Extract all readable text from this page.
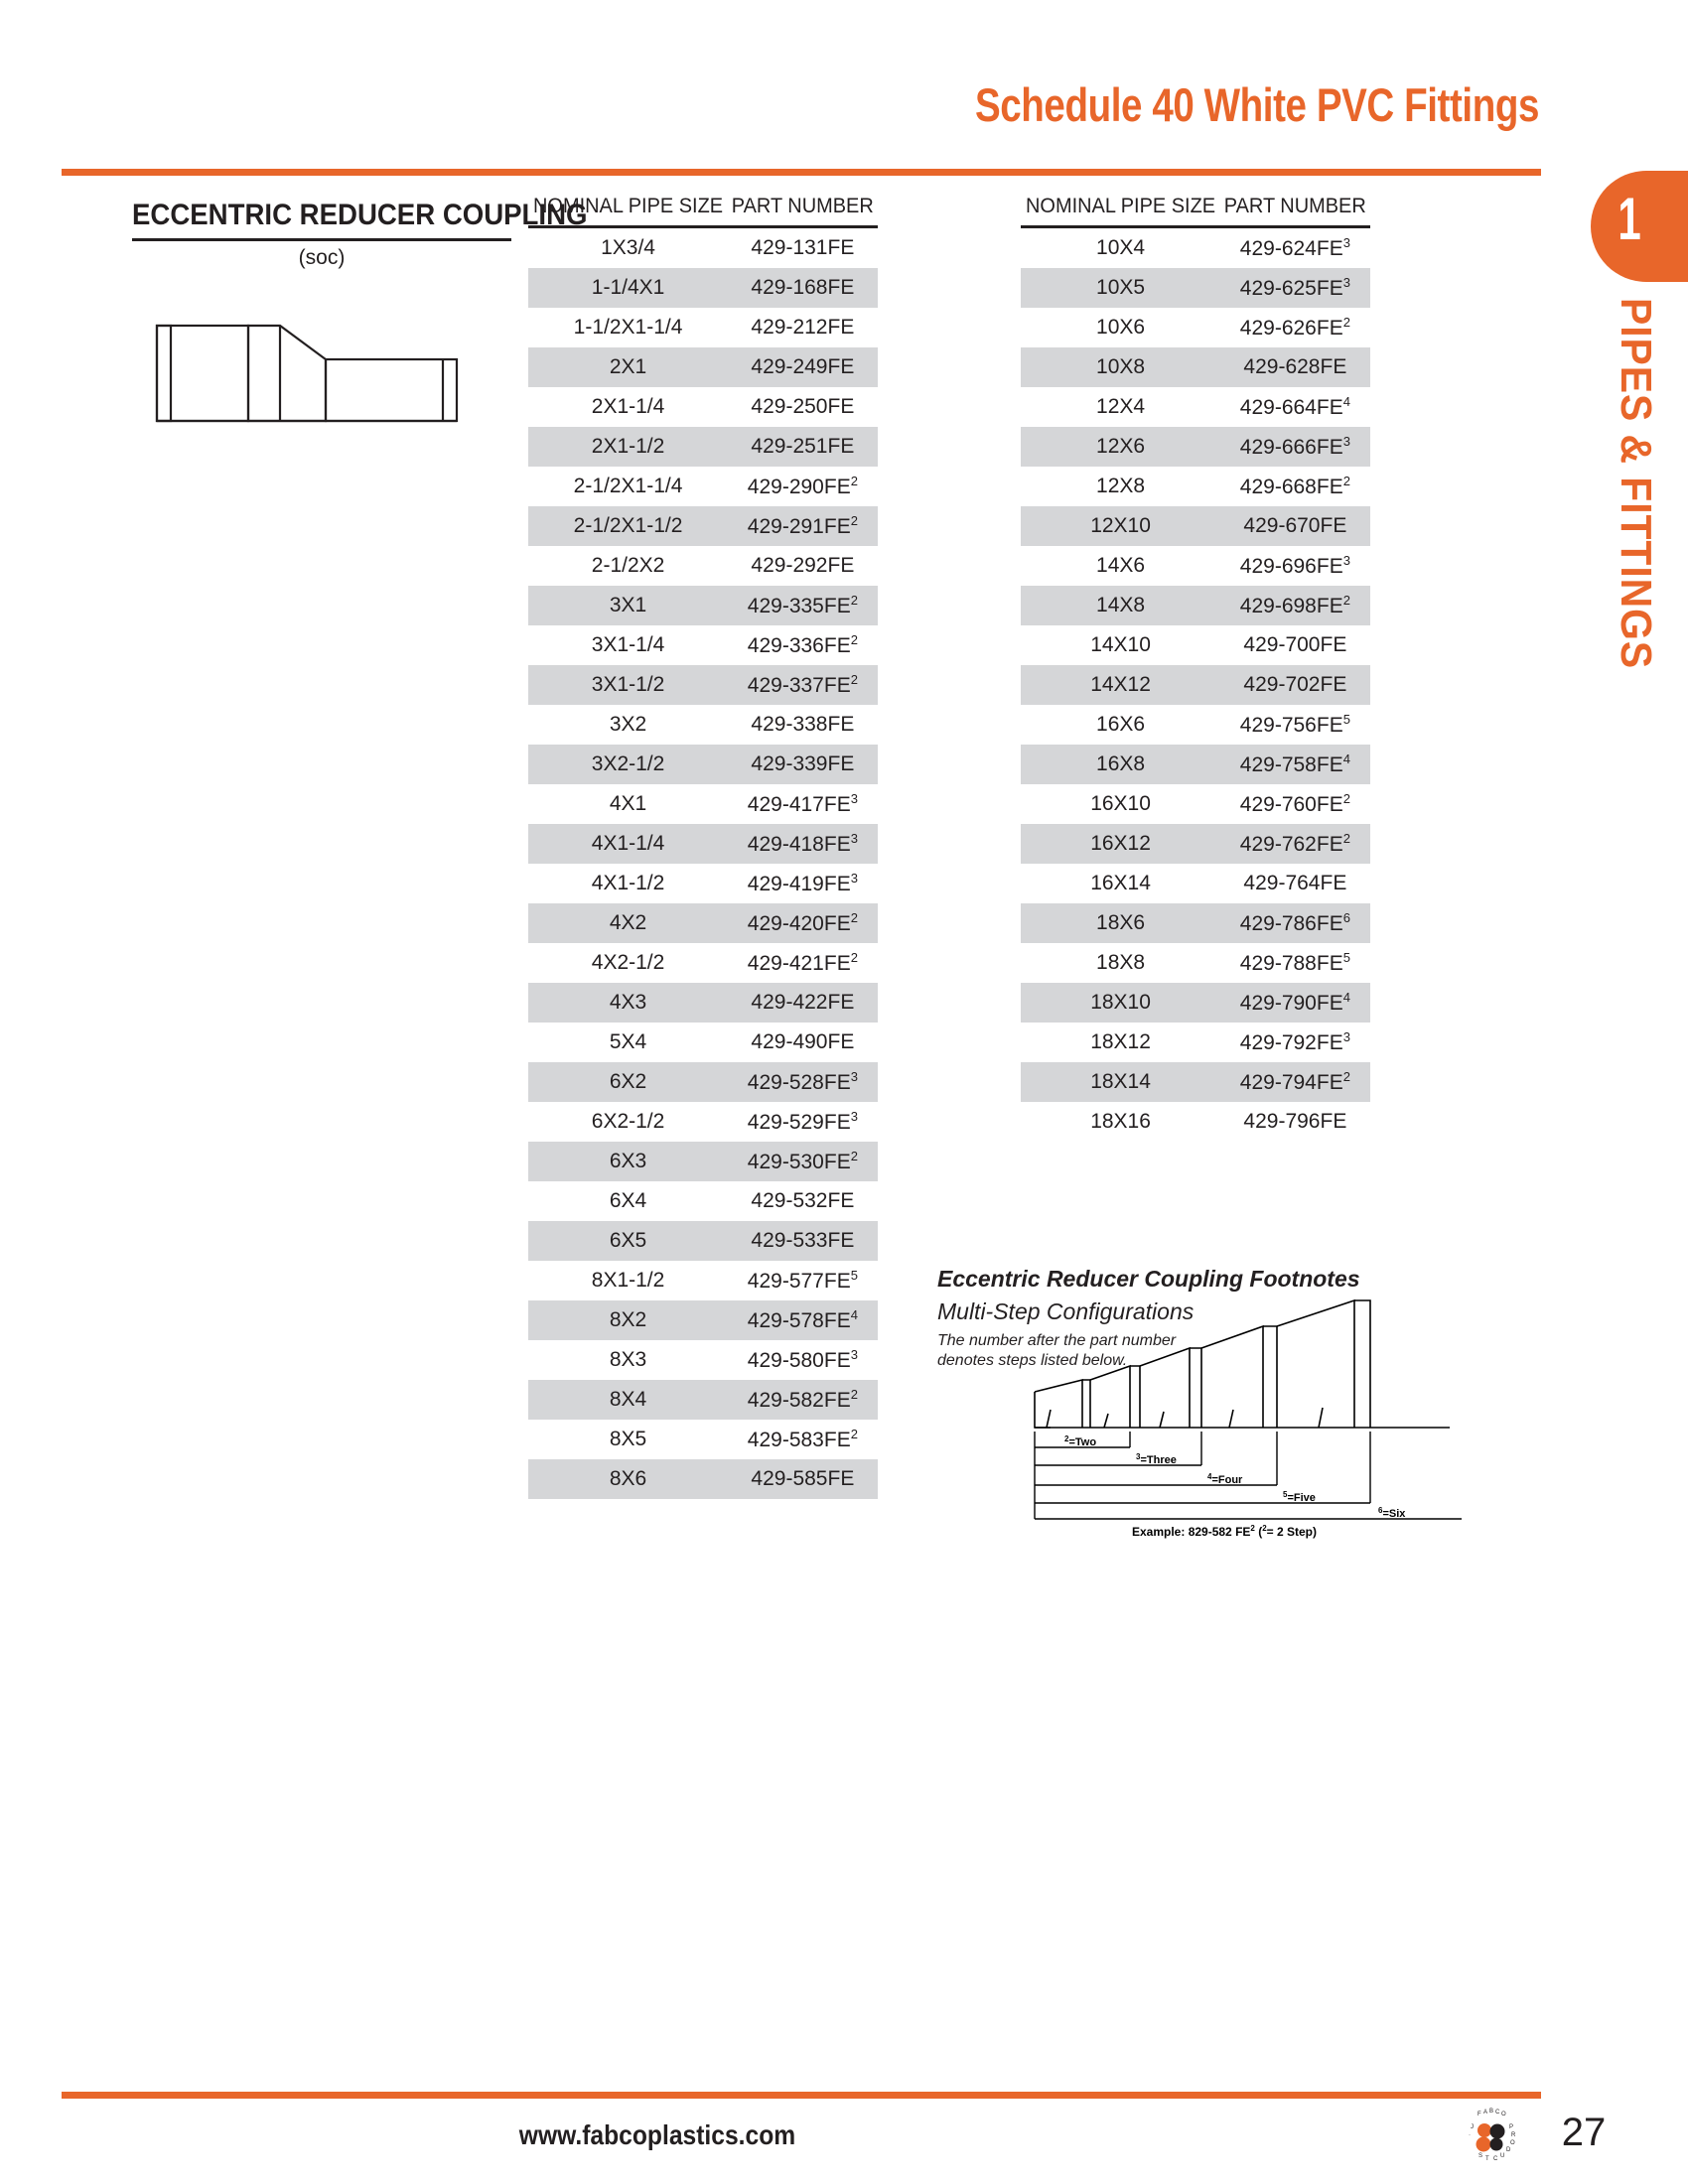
Schedule 40 White PVC Fittings
1
PIPES & FITTINGS
ECCENTRIC REDUCER COUPLING
(soc)
NOMINAL PIPE SIZE	PART NUMBER
1X3/4	429-131FE
1-1/4X1	429-168FE
1-1/2X1-1/4	429-212FE
2X1	429-249FE
2X1-1/4	429-250FE
2X1-1/2	429-251FE
2-1/2X1-1/4	$429-290FE^2$
2-1/2X1-1/2	$429-291FE^2$
2-1/2X2	429-292FE
3X1	$429-335FE^2$
3X1-1/4	$429-336FE^2$
3X1-1/2	$429-337FE^2$
3X2	429-338FE
3X2-1/2	429-339FE
4X1	$429-417FE^3$
4X1-1/4	$429-418FE^3$
4X1-1/2	$429-419FE^3$
4X2	$429-420FE^2$
4X2-1/2	$429-421FE^2$
4X3	429-422FE
5X4	429-490FE
6X2	$429-528FE^3$
6X2-1/2	$429-529FE^3$
6X3	$429-530FE^2$
6X4	429-532FE
6X5	429-533FE
8X1-1/2	$429-577FE^5$
8X2	$429-578FE^4$
8X3	$429-580FE^3$
8X4	$429-582FE^2$
8X5	$429-583FE^2$
8X6	429-585FE
NOMINAL PIPE SIZE	PART NUMBER
10X4	$429-624FE^3$
10X5	$429-625FE^3$
10X6	$429-626FE^2$
10X8	429-628FE
12X4	$429-664FE^4$
12X6	$429-666FE^3$
12X8	$429-668FE^2$
12X10	429-670FE
14X6	$429-696FE^3$
14X8	$429-698FE^2$
14X10	429-700FE
14X12	429-702FE
16X6	$429-756FE^5$
16X8	$429-758FE^4$
16X10	$429-760FE^2$
16X12	$429-762FE^2$
16X14	429-764FE
18X6	$429-786FE^6$
18X8	$429-788FE^5$
18X10	$429-790FE^4$
18X12	$429-792FE^3$
18X14	$429-794FE^2$
18X16	429-796FE
Eccentric Reducer Coupling Footnotes
Multi-Step Configurations
The number after the part number denotes steps listed below.
$^2$=Two
$^3$=Three
$^4$=Four
$^5$=Five
$^6$=Six
Example: 829-582 $FE^2$ ($^2$= 2 Step)
www.fabcoplastics.com
F A B C O
P
R
O
D
U
C
T
S
J
·	27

::::::::::

### Task description
Reproduce all the records verbatim, excluding images.

### Written reply
Extract all readable text from this page.
Schedule 40 White PVC Fittings
1
PIPES & FITTINGS
ECCENTRIC REDUCER COUPLING
(soc)
NOMINAL PIPE SIZE	PART NUMBER
1X3/4	429-131FE
1-1/4X1	429-168FE
1-1/2X1-1/4	429-212FE
2X1	429-249FE
2X1-1/4	429-250FE
2X1-1/2	429-251FE
2-1/2X1-1/4	$429-290FE^2$
2-1/2X1-1/2	$429-291FE^2$
2-1/2X2	429-292FE
3X1	$429-335FE^2$
3X1-1/4	$429-336FE^2$
3X1-1/2	$429-337FE^2$
3X2	429-338FE
3X2-1/2	429-339FE
4X1	$429-417FE^3$
4X1-1/4	$429-418FE^3$
4X1-1/2	$429-419FE^3$
4X2	$429-420FE^2$
4X2-1/2	$429-421FE^2$
4X3	429-422FE
5X4	429-490FE
6X2	$429-528FE^3$
6X2-1/2	$429-529FE^3$
6X3	$429-530FE^2$
6X4	429-532FE
6X5	429-533FE
8X1-1/2	$429-577FE^5$
8X2	$429-578FE^4$
8X3	$429-580FE^3$
8X4	$429-582FE^2$
8X5	$429-583FE^2$
8X6	429-585FE
NOMINAL PIPE SIZE	PART NUMBER
10X4	$429-624FE^3$
10X5	$429-625FE^3$
10X6	$429-626FE^2$
10X8	429-628FE
12X4	$429-664FE^4$
12X6	$429-666FE^3$
12X8	$429-668FE^2$
12X10	429-670FE
14X6	$429-696FE^3$
14X8	$429-698FE^2$
14X10	429-700FE
14X12	429-702FE
16X6	$429-756FE^5$
16X8	$429-758FE^4$
16X10	$429-760FE^2$
16X12	$429-762FE^2$
16X14	429-764FE
18X6	$429-786FE^6$
18X8	$429-788FE^5$
18X10	$429-790FE^4$
18X12	$429-792FE^3$
18X14	$429-794FE^2$
18X16	429-796FE
Eccentric Reducer Coupling Footnotes
Multi-Step Configurations
The number after the part number denotes steps listed below.
$^2$=Two
$^3$=Three
$^4$=Four
$^5$=Five
$^6$=Six
Example: 829-582 $FE^2$ ($^2$= 2 Step)
www.fabcoplastics.com
F A B C O
P
R
O
D
U
C
T
S
J
·	27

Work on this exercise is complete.